**Dataset records:**
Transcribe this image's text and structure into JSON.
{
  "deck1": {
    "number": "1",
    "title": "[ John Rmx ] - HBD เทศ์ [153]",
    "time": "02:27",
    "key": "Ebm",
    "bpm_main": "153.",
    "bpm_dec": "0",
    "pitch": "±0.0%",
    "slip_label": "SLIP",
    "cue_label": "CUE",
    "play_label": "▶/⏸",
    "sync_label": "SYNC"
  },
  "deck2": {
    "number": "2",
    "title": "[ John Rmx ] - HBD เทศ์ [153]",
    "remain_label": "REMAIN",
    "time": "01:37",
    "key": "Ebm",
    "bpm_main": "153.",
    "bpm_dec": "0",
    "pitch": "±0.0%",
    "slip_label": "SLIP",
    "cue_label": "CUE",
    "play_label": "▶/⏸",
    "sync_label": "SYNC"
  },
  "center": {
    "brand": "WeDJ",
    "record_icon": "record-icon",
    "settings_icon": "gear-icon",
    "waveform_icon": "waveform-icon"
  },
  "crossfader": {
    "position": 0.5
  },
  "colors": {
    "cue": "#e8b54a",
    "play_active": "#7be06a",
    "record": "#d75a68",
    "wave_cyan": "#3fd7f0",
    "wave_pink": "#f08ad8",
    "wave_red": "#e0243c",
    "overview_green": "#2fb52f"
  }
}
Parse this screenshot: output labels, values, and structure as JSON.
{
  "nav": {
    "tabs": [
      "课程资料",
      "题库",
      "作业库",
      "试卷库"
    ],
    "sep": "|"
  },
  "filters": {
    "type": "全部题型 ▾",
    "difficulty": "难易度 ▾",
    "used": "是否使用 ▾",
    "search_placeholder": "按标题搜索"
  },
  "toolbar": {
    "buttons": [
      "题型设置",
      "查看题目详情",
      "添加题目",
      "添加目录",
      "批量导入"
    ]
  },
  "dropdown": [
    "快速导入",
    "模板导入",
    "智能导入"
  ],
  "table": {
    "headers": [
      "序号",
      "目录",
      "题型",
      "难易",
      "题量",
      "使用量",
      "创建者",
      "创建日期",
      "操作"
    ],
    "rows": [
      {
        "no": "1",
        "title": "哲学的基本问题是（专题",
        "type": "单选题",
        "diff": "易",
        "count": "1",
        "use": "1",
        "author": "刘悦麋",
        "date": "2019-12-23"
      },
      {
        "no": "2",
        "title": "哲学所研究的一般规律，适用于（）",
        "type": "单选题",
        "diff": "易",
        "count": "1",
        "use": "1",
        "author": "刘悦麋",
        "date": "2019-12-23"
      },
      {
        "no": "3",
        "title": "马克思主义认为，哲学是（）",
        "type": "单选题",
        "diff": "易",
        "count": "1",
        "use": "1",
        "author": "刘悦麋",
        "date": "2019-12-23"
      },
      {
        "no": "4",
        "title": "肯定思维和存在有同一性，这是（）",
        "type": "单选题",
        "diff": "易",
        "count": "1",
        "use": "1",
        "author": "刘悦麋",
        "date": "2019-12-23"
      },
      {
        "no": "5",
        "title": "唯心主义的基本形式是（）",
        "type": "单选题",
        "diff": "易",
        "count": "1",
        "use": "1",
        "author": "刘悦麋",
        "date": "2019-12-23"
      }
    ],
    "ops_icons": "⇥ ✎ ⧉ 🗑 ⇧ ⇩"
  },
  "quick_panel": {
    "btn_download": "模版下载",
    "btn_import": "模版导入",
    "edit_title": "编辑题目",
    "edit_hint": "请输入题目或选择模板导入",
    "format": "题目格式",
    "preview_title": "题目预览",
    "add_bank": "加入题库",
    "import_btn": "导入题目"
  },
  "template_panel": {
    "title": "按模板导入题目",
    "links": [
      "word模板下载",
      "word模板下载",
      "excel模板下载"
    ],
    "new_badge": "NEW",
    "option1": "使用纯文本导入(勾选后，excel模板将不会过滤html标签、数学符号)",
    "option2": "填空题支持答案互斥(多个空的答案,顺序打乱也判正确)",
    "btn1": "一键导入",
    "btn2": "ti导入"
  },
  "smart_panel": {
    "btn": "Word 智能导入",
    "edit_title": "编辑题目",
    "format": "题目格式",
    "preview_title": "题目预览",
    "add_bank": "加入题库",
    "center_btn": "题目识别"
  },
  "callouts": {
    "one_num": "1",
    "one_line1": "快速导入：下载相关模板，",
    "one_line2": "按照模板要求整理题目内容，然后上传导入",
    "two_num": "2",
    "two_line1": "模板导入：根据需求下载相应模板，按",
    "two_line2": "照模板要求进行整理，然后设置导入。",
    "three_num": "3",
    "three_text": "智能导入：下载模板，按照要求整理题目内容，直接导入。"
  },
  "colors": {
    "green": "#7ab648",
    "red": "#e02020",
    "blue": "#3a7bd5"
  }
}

**The request:**
Which lines contain the word "智能导入"? Copy each of them.

**Problem solution:**
    "智能导入"
    "btn": "Word 智能导入",
    "three_text": "智能导入：下载模板，按照要求整理题目内容，直接导入。"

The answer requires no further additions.